### Requirement
Report how many lines contain "Proefgemiddeld". Give the number and nothing else.

Rows from a figure dataset
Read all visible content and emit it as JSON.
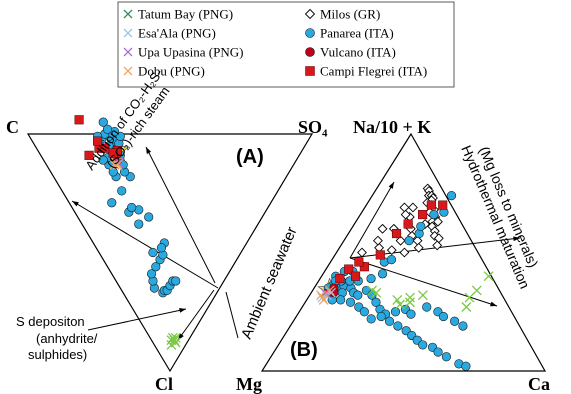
{
  "chart_data": [
    {
      "type": "scatter",
      "panel_label": "(A)",
      "vertices": {
        "top_left": "C",
        "top_right": "SO₄",
        "bottom": "Cl"
      },
      "annotations": {
        "steam": [
          "Addition of CO₂-H₂S-",
          "(SO₂)-rich steam"
        ],
        "s_deposition": [
          "S depositon",
          "(anhydrite/",
          "sulphides)"
        ]
      },
      "series": [
        {
          "name": "Tatum Bay (PNG)",
          "color": "#7ac943",
          "marker": "x",
          "points": [
            [
              0.09,
              0.05
            ],
            [
              0.08,
              0.05
            ],
            [
              0.08,
              0.04
            ],
            [
              0.07,
              0.06
            ],
            [
              0.08,
              0.06
            ],
            [
              0.06,
              0.05
            ]
          ]
        },
        {
          "name": "Esa'Ala (PNG)",
          "color": "#92c5f0",
          "marker": "x",
          "points": [
            [
              0.25,
              0.62
            ],
            [
              0.24,
              0.63
            ]
          ]
        },
        {
          "name": "Upa Upasina (PNG)",
          "color": "#a36bd6",
          "marker": "x",
          "points": [
            [
              0.26,
              0.62
            ]
          ]
        },
        {
          "name": "Dobu (PNG)",
          "color": "#f5a15a",
          "marker": "x",
          "points": [
            [
              0.24,
              0.63
            ],
            [
              0.25,
              0.63
            ],
            [
              0.25,
              0.62
            ]
          ]
        },
        {
          "name": "Panarea (ITA)",
          "color": "#29a9e0",
          "marker": "circle",
          "points": [
            [
              0.14,
              0.19
            ],
            [
              0.15,
              0.19
            ],
            [
              0.16,
              0.18
            ],
            [
              0.18,
              0.18
            ],
            [
              0.2,
              0.18
            ],
            [
              0.21,
              0.17
            ],
            [
              0.12,
              0.23
            ],
            [
              0.13,
              0.25
            ],
            [
              0.14,
              0.27
            ],
            [
              0.17,
              0.27
            ],
            [
              0.2,
              0.27
            ],
            [
              0.22,
              0.27
            ],
            [
              0.25,
              0.29
            ],
            [
              0.19,
              0.31
            ],
            [
              0.23,
              0.29
            ],
            [
              0.23,
              0.45
            ],
            [
              0.2,
              0.42
            ],
            [
              0.19,
              0.48
            ],
            [
              0.21,
              0.48
            ],
            [
              0.25,
              0.4
            ],
            [
              0.21,
              0.55
            ],
            [
              0.15,
              0.56
            ],
            [
              0.27,
              0.55
            ],
            [
              0.22,
              0.6
            ],
            [
              0.26,
              0.58
            ],
            [
              0.27,
              0.6
            ],
            [
              0.22,
              0.62
            ],
            [
              0.26,
              0.63
            ],
            [
              0.28,
              0.63
            ],
            [
              0.25,
              0.64
            ],
            [
              0.24,
              0.65
            ],
            [
              0.26,
              0.65
            ],
            [
              0.22,
              0.65
            ],
            [
              0.28,
              0.66
            ],
            [
              0.25,
              0.66
            ],
            [
              0.27,
              0.67
            ],
            [
              0.29,
              0.68
            ],
            [
              0.23,
              0.67
            ],
            [
              0.21,
              0.68
            ],
            [
              0.26,
              0.69
            ],
            [
              0.29,
              0.69
            ],
            [
              0.3,
              0.66
            ],
            [
              0.32,
              0.67
            ],
            [
              0.31,
              0.7
            ],
            [
              0.28,
              0.71
            ],
            [
              0.25,
              0.73
            ],
            [
              0.27,
              0.73
            ],
            [
              0.24,
              0.75
            ],
            [
              0.29,
              0.73
            ],
            [
              0.29,
              0.76
            ]
          ]
        },
        {
          "name": "Campi Flegrei (ITA)",
          "color": "#d7191c",
          "marker": "square",
          "points": [
            [
              0.26,
              0.64
            ],
            [
              0.27,
              0.65
            ],
            [
              0.28,
              0.65
            ],
            [
              0.26,
              0.66
            ],
            [
              0.22,
              0.72
            ],
            [
              0.24,
              0.7
            ],
            [
              0.23,
              0.74
            ],
            [
              0.17,
              0.74
            ],
            [
              0.21,
              0.85
            ]
          ]
        }
      ],
      "seawater": {
        "name": "Seawater",
        "color": "#f5e94a",
        "point": [
          0.28,
          0.65
        ]
      }
    },
    {
      "type": "scatter",
      "panel_label": "(B)",
      "vertices": {
        "top": "Na/10 + K",
        "bottom_left": "Mg",
        "bottom_right": "Ca"
      },
      "annotations": {
        "seawater": "Ambient seawater",
        "maturation": [
          "Hydrothermal maturation",
          "(Mg loss to minerals)"
        ]
      },
      "series": [
        {
          "name": "Tatum Bay (PNG)",
          "color": "#7ac943",
          "marker": "x",
          "points": [
            [
              0.32,
              0.3
            ],
            [
              0.34,
              0.28
            ],
            [
              0.36,
              0.31
            ],
            [
              0.37,
              0.29
            ],
            [
              0.4,
              0.32
            ],
            [
              0.58,
              0.27
            ],
            [
              0.58,
              0.34
            ],
            [
              0.59,
              0.4
            ],
            [
              0.57,
              0.31
            ],
            [
              0.21,
              0.34
            ],
            [
              0.23,
              0.33
            ]
          ]
        },
        {
          "name": "Esa'Ala (PNG)",
          "color": "#92c5f0",
          "marker": "x",
          "points": [
            [
              0.06,
              0.32
            ],
            [
              0.05,
              0.31
            ],
            [
              0.07,
              0.33
            ]
          ]
        },
        {
          "name": "Upa Upasina (PNG)",
          "color": "#a36bd6",
          "marker": "x",
          "points": [
            [
              0.05,
              0.33
            ]
          ]
        },
        {
          "name": "Dobu (PNG)",
          "color": "#f5a15a",
          "marker": "x",
          "points": [
            [
              0.06,
              0.34
            ],
            [
              0.04,
              0.32
            ],
            [
              0.06,
              0.3
            ]
          ]
        },
        {
          "name": "Milos (GR)",
          "color": "#000000",
          "marker": "diamond",
          "points": [
            [
              0.18,
              0.77
            ],
            [
              0.19,
              0.76
            ],
            [
              0.2,
              0.74
            ],
            [
              0.21,
              0.74
            ],
            [
              0.22,
              0.73
            ],
            [
              0.22,
              0.72
            ],
            [
              0.21,
              0.71
            ],
            [
              0.23,
              0.7
            ],
            [
              0.25,
              0.68
            ],
            [
              0.24,
              0.67
            ],
            [
              0.27,
              0.65
            ],
            [
              0.27,
              0.63
            ],
            [
              0.28,
              0.61
            ],
            [
              0.3,
              0.59
            ],
            [
              0.31,
              0.57
            ],
            [
              0.25,
              0.62
            ],
            [
              0.29,
              0.63
            ],
            [
              0.33,
              0.56
            ],
            [
              0.34,
              0.53
            ],
            [
              0.14,
              0.69
            ],
            [
              0.17,
              0.69
            ],
            [
              0.18,
              0.65
            ],
            [
              0.16,
              0.66
            ],
            [
              0.19,
              0.62
            ],
            [
              0.21,
              0.6
            ],
            [
              0.23,
              0.57
            ],
            [
              0.26,
              0.55
            ],
            [
              0.28,
              0.52
            ],
            [
              0.2,
              0.55
            ],
            [
              0.15,
              0.6
            ],
            [
              0.17,
              0.58
            ],
            [
              0.19,
              0.51
            ],
            [
              0.24,
              0.5
            ],
            [
              0.09,
              0.5
            ],
            [
              0.14,
              0.52
            ],
            [
              0.12,
              0.55
            ],
            [
              0.11,
              0.6
            ]
          ]
        },
        {
          "name": "Panarea (ITA)",
          "color": "#29a9e0",
          "marker": "circle",
          "points": [
            [
              0.07,
              0.34
            ],
            [
              0.08,
              0.35
            ],
            [
              0.09,
              0.35
            ],
            [
              0.1,
              0.36
            ],
            [
              0.11,
              0.33
            ],
            [
              0.06,
              0.36
            ],
            [
              0.05,
              0.35
            ],
            [
              0.13,
              0.35
            ],
            [
              0.15,
              0.33
            ],
            [
              0.17,
              0.32
            ],
            [
              0.19,
              0.34
            ],
            [
              0.22,
              0.32
            ],
            [
              0.25,
              0.29
            ],
            [
              0.28,
              0.26
            ],
            [
              0.31,
              0.24
            ],
            [
              0.34,
              0.21
            ],
            [
              0.38,
              0.19
            ],
            [
              0.42,
              0.17
            ],
            [
              0.45,
              0.15
            ],
            [
              0.48,
              0.13
            ],
            [
              0.51,
              0.11
            ],
            [
              0.55,
              0.1
            ],
            [
              0.58,
              0.08
            ],
            [
              0.62,
              0.06
            ],
            [
              0.68,
              0.03
            ],
            [
              0.71,
              0.02
            ],
            [
              0.16,
              0.29
            ],
            [
              0.2,
              0.27
            ],
            [
              0.23,
              0.25
            ],
            [
              0.27,
              0.22
            ],
            [
              0.3,
              0.23
            ],
            [
              0.34,
              0.25
            ],
            [
              0.37,
              0.26
            ],
            [
              0.4,
              0.24
            ],
            [
              0.44,
              0.27
            ],
            [
              0.49,
              0.25
            ],
            [
              0.52,
              0.23
            ],
            [
              0.57,
              0.21
            ],
            [
              0.61,
              0.19
            ],
            [
              0.11,
              0.38
            ],
            [
              0.12,
              0.4
            ],
            [
              0.1,
              0.42
            ],
            [
              0.14,
              0.38
            ],
            [
              0.08,
              0.38
            ],
            [
              0.09,
              0.3
            ],
            [
              0.12,
              0.3
            ],
            [
              0.05,
              0.4
            ],
            [
              0.07,
              0.42
            ],
            [
              0.06,
              0.38
            ],
            [
              0.18,
              0.39
            ],
            [
              0.21,
              0.41
            ],
            [
              0.19,
              0.46
            ],
            [
              0.21,
              0.47
            ],
            [
              0.23,
              0.55
            ],
            [
              0.25,
              0.58
            ],
            [
              0.26,
              0.66
            ],
            [
              0.24,
              0.61
            ],
            [
              0.29,
              0.67
            ],
            [
              0.28,
              0.74
            ]
          ]
        },
        {
          "name": "Vulcano (ITA)",
          "color": "#c0001a",
          "marker": "circle",
          "points": [
            [
              0.07,
              0.35
            ],
            [
              0.08,
              0.33
            ],
            [
              0.06,
              0.33
            ]
          ]
        },
        {
          "name": "Campi Flegrei (ITA)",
          "color": "#d7191c",
          "marker": "square",
          "points": [
            [
              0.13,
              0.44
            ],
            [
              0.16,
              0.49
            ],
            [
              0.17,
              0.58
            ],
            [
              0.19,
              0.62
            ],
            [
              0.22,
              0.66
            ],
            [
              0.23,
              0.7
            ],
            [
              0.27,
              0.7
            ],
            [
              0.1,
              0.46
            ],
            [
              0.08,
              0.43
            ],
            [
              0.07,
              0.39
            ],
            [
              0.12,
              0.4
            ]
          ]
        }
      ],
      "seawater": {
        "name": "Seawater",
        "color": "#f5e94a",
        "point": [
          0.06,
          0.34
        ]
      }
    }
  ],
  "legend": {
    "left_column": [
      {
        "label": "Tatum Bay (PNG)",
        "marker": "x",
        "color": "#2e8b57"
      },
      {
        "label": "Esa'Ala (PNG)",
        "marker": "x",
        "color": "#92c5f0"
      },
      {
        "label": "Upa Upasina (PNG)",
        "marker": "x",
        "color": "#a36bd6"
      },
      {
        "label": "Dobu (PNG)",
        "marker": "x",
        "color": "#f5a15a"
      }
    ],
    "right_column": [
      {
        "label": "Milos (GR)",
        "marker": "diamond",
        "color": "#000000"
      },
      {
        "label": "Panarea (ITA)",
        "marker": "circle",
        "color": "#29a9e0"
      },
      {
        "label": "Vulcano (ITA)",
        "marker": "circle",
        "color": "#c0001a"
      },
      {
        "label": "Campi Flegrei (ITA)",
        "marker": "square",
        "color": "#d7191c"
      }
    ]
  }
}
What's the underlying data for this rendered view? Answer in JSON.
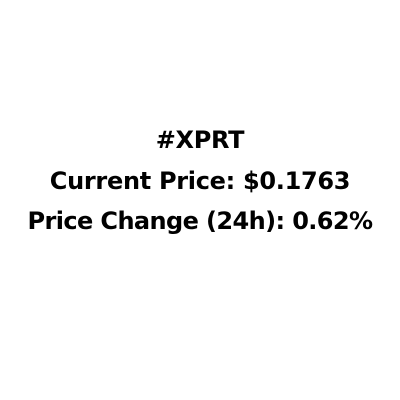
{
  "ticker": "#XPRT",
  "current_price": "Current Price: $0.1763",
  "price_change": "Price Change (24h): 0.62%",
  "colors": {
    "background": "#ffffff",
    "text": "#000000"
  }
}
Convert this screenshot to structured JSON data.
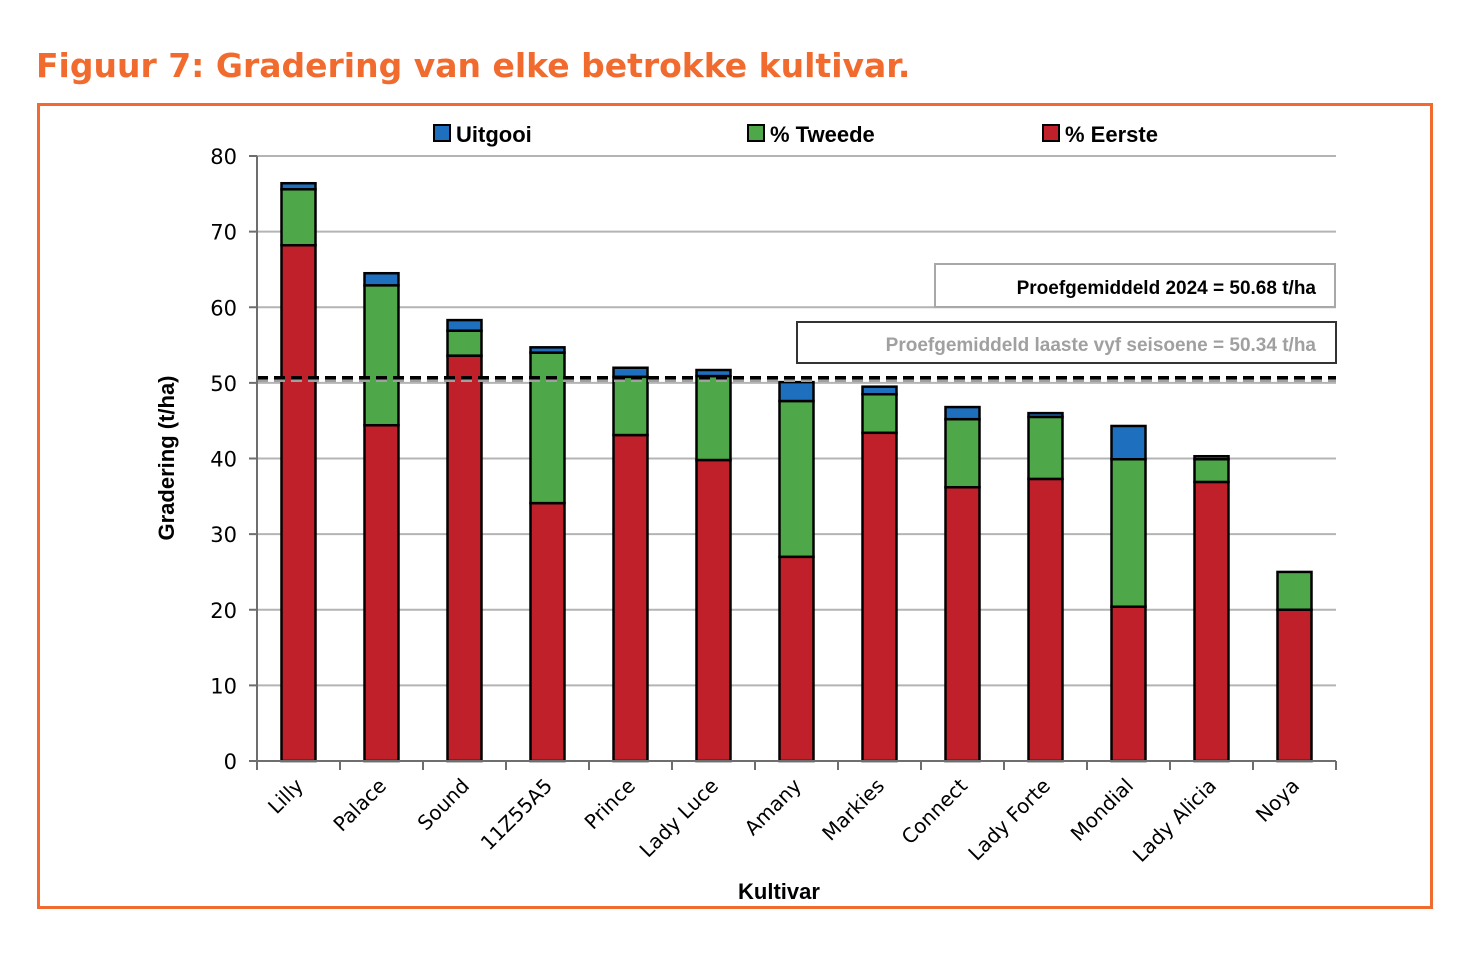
{
  "figure_title": "Figuur 7: Gradering van elke betrokke kultivar.",
  "colors": {
    "accent": "#f26b2e",
    "uitgooi": "#1f6fbf",
    "tweede": "#4ea84a",
    "eerste": "#c0202a",
    "avg_2024": "#000000",
    "avg_5yr": "#a0a0a0"
  },
  "chart_data": {
    "type": "bar",
    "stacked": true,
    "title": "",
    "xlabel": "Kultivar",
    "ylabel": "Gradering (t/ha)",
    "ylim": [
      0,
      80
    ],
    "yticks": [
      0,
      10,
      20,
      30,
      40,
      50,
      60,
      70,
      80
    ],
    "grid": true,
    "legend_position": "top",
    "categories": [
      "Lilly",
      "Palace",
      "Sound",
      "11Z55A5",
      "Prince",
      "Lady Luce",
      "Amany",
      "Markies",
      "Connect",
      "Lady Forte",
      "Mondial",
      "Lady Alicia",
      "Noya"
    ],
    "legend": [
      "Uitgooi",
      "% Tweede",
      "% Eerste"
    ],
    "series": [
      {
        "name": "% Eerste",
        "color_key": "eerste",
        "values": [
          68.2,
          44.4,
          53.6,
          34.1,
          43.1,
          39.8,
          27.0,
          43.4,
          36.2,
          37.3,
          20.4,
          36.9,
          20.0
        ]
      },
      {
        "name": "% Tweede",
        "color_key": "tweede",
        "values": [
          7.4,
          18.5,
          3.3,
          19.9,
          7.7,
          11.1,
          20.6,
          5.1,
          9.0,
          8.2,
          19.5,
          3.0,
          5.0
        ]
      },
      {
        "name": "Uitgooi",
        "color_key": "uitgooi",
        "values": [
          0.8,
          1.6,
          1.4,
          0.7,
          1.2,
          0.8,
          2.5,
          1.0,
          1.6,
          0.5,
          4.4,
          0.4,
          0.0
        ]
      }
    ],
    "reference_lines": [
      {
        "label": "Proefgemiddeld 2024 = 50.68 t/ha",
        "value": 50.68,
        "color_key": "avg_2024"
      },
      {
        "label": "Proefgemiddeld laaste vyf seisoene = 50.34 t/ha",
        "value": 50.34,
        "color_key": "avg_5yr"
      }
    ]
  }
}
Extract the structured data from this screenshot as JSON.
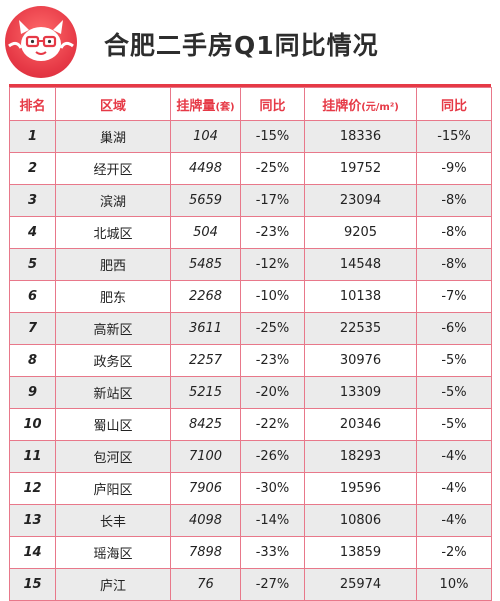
{
  "title": "合肥二手房Q1同比情况",
  "colors": {
    "accent": "#e63946",
    "border": "#e8788a",
    "alt_row": "#ebebeb"
  },
  "table": {
    "headers": {
      "rank": "排名",
      "district": "区域",
      "listings": "挂牌量",
      "listings_unit": "(套)",
      "listings_yoy": "同比",
      "price": "挂牌价",
      "price_unit": "(元/m²)",
      "price_yoy": "同比"
    },
    "rows": [
      {
        "rank": "1",
        "district": "巢湖",
        "listings": "104",
        "listings_yoy": "-15%",
        "price": "18336",
        "price_yoy": "-15%"
      },
      {
        "rank": "2",
        "district": "经开区",
        "listings": "4498",
        "listings_yoy": "-25%",
        "price": "19752",
        "price_yoy": "-9%"
      },
      {
        "rank": "3",
        "district": "滨湖",
        "listings": "5659",
        "listings_yoy": "-17%",
        "price": "23094",
        "price_yoy": "-8%"
      },
      {
        "rank": "4",
        "district": "北城区",
        "listings": "504",
        "listings_yoy": "-23%",
        "price": "9205",
        "price_yoy": "-8%"
      },
      {
        "rank": "5",
        "district": "肥西",
        "listings": "5485",
        "listings_yoy": "-12%",
        "price": "14548",
        "price_yoy": "-8%"
      },
      {
        "rank": "6",
        "district": "肥东",
        "listings": "2268",
        "listings_yoy": "-10%",
        "price": "10138",
        "price_yoy": "-7%"
      },
      {
        "rank": "7",
        "district": "高新区",
        "listings": "3611",
        "listings_yoy": "-25%",
        "price": "22535",
        "price_yoy": "-6%"
      },
      {
        "rank": "8",
        "district": "政务区",
        "listings": "2257",
        "listings_yoy": "-23%",
        "price": "30976",
        "price_yoy": "-5%"
      },
      {
        "rank": "9",
        "district": "新站区",
        "listings": "5215",
        "listings_yoy": "-20%",
        "price": "13309",
        "price_yoy": "-5%"
      },
      {
        "rank": "10",
        "district": "蜀山区",
        "listings": "8425",
        "listings_yoy": "-22%",
        "price": "20346",
        "price_yoy": "-5%"
      },
      {
        "rank": "11",
        "district": "包河区",
        "listings": "7100",
        "listings_yoy": "-26%",
        "price": "18293",
        "price_yoy": "-4%"
      },
      {
        "rank": "12",
        "district": "庐阳区",
        "listings": "7906",
        "listings_yoy": "-30%",
        "price": "19596",
        "price_yoy": "-4%"
      },
      {
        "rank": "13",
        "district": "长丰",
        "listings": "4098",
        "listings_yoy": "-14%",
        "price": "10806",
        "price_yoy": "-4%"
      },
      {
        "rank": "14",
        "district": "瑶海区",
        "listings": "7898",
        "listings_yoy": "-33%",
        "price": "13859",
        "price_yoy": "-2%"
      },
      {
        "rank": "15",
        "district": "庐江",
        "listings": "76",
        "listings_yoy": "-27%",
        "price": "25974",
        "price_yoy": "10%"
      }
    ]
  },
  "logo": {
    "icon": "mascot-logo-icon"
  }
}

### Result for this task
2